REQUIRED TASK.
Type out every line below exactly as it reads.

DATASET RECORDS.

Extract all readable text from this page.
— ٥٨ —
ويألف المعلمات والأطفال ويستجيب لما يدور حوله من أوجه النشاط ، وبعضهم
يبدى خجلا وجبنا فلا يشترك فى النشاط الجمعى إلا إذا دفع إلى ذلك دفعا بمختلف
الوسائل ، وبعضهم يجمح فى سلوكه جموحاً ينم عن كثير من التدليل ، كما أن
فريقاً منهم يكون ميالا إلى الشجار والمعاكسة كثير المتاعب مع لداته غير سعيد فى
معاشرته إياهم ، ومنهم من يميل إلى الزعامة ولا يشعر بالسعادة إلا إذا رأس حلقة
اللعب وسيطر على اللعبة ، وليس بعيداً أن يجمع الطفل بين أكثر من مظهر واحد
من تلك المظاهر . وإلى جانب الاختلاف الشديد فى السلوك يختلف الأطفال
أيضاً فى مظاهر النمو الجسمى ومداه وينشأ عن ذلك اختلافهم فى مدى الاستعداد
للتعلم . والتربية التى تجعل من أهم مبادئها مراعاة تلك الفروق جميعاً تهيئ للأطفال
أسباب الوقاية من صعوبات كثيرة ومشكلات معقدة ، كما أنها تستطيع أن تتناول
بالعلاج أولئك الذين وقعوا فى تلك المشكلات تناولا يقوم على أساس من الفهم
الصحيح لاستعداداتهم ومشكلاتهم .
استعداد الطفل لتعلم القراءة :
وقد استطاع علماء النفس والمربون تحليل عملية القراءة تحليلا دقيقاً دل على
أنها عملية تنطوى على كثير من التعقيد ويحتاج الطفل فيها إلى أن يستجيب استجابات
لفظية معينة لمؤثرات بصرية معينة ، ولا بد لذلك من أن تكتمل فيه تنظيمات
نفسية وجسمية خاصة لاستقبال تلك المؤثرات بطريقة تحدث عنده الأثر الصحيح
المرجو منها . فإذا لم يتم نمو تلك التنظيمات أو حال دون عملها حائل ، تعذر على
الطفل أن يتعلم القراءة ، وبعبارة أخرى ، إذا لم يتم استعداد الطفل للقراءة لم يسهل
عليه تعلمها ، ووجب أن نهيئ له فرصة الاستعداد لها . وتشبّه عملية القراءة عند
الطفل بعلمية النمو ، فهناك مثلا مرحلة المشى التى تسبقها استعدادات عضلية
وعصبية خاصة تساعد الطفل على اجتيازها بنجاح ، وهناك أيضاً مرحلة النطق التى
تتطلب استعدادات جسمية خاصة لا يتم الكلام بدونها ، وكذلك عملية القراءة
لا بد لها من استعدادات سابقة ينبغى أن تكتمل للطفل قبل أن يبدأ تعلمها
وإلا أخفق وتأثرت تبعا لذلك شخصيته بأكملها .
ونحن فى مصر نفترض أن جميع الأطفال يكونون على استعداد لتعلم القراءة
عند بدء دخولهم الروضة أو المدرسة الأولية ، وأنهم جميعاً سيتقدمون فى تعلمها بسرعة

COMPLETE ANSWER.
Extract all readable text from this page.
— ٥٨ —
ويألف المعلمات والأطفال ويستجيب لما يدور حوله من أوجه النشاط ، وبعضهم
يبدى خجلا وجبنا فلا يشترك فى النشاط الجمعى إلا إذا دفع إلى ذلك دفعا بمختلف
الوسائل ، وبعضهم يجمح فى سلوكه جموحاً ينم عن كثير من التدليل ، كما أن
فريقاً منهم يكون ميالا إلى الشجار والمعاكسة كثير المتاعب مع لداته غير سعيد فى
معاشرته إياهم ، ومنهم من يميل إلى الزعامة ولا يشعر بالسعادة إلا إذا رأس حلقة
اللعب وسيطر على اللعبة ، وليس بعيداً أن يجمع الطفل بين أكثر من مظهر واحد
من تلك المظاهر . وإلى جانب الاختلاف الشديد فى السلوك يختلف الأطفال
أيضاً فى مظاهر النمو الجسمى ومداه وينشأ عن ذلك اختلافهم فى مدى الاستعداد
للتعلم . والتربية التى تجعل من أهم مبادئها مراعاة تلك الفروق جميعاً تهيئ للأطفال
أسباب الوقاية من صعوبات كثيرة ومشكلات معقدة ، كما أنها تستطيع أن تتناول
بالعلاج أولئك الذين وقعوا فى تلك المشكلات تناولا يقوم على أساس من الفهم
الصحيح لاستعداداتهم ومشكلاتهم .
استعداد الطفل لتعلم القراءة :
وقد استطاع علماء النفس والمربون تحليل عملية القراءة تحليلا دقيقاً دل على
أنها عملية تنطوى على كثير من التعقيد ويحتاج الطفل فيها إلى أن يستجيب استجابات
لفظية معينة لمؤثرات بصرية معينة ، ولا بد لذلك من أن تكتمل فيه تنظيمات
نفسية وجسمية خاصة لاستقبال تلك المؤثرات بطريقة تحدث عنده الأثر الصحيح
المرجو منها . فإذا لم يتم نمو تلك التنظيمات أو حال دون عملها حائل ، تعذر على
الطفل أن يتعلم القراءة ، وبعبارة أخرى ، إذا لم يتم استعداد الطفل للقراءة لم يسهل
عليه تعلمها ، ووجب أن نهيئ له فرصة الاستعداد لها . وتشبّه عملية القراءة عند
الطفل بعلمية النمو ، فهناك مثلا مرحلة المشى التى تسبقها استعدادات عضلية
وعصبية خاصة تساعد الطفل على اجتيازها بنجاح ، وهناك أيضاً مرحلة النطق التى
تتطلب استعدادات جسمية خاصة لا يتم الكلام بدونها ، وكذلك عملية القراءة
لا بد لها من استعدادات سابقة ينبغى أن تكتمل للطفل قبل أن يبدأ تعلمها
وإلا أخفق وتأثرت تبعا لذلك شخصيته بأكملها .
ونحن فى مصر نفترض أن جميع الأطفال يكونون على استعداد لتعلم القراءة
عند بدء دخولهم الروضة أو المدرسة الأولية ، وأنهم جميعاً سيتقدمون فى تعلمها بسرعة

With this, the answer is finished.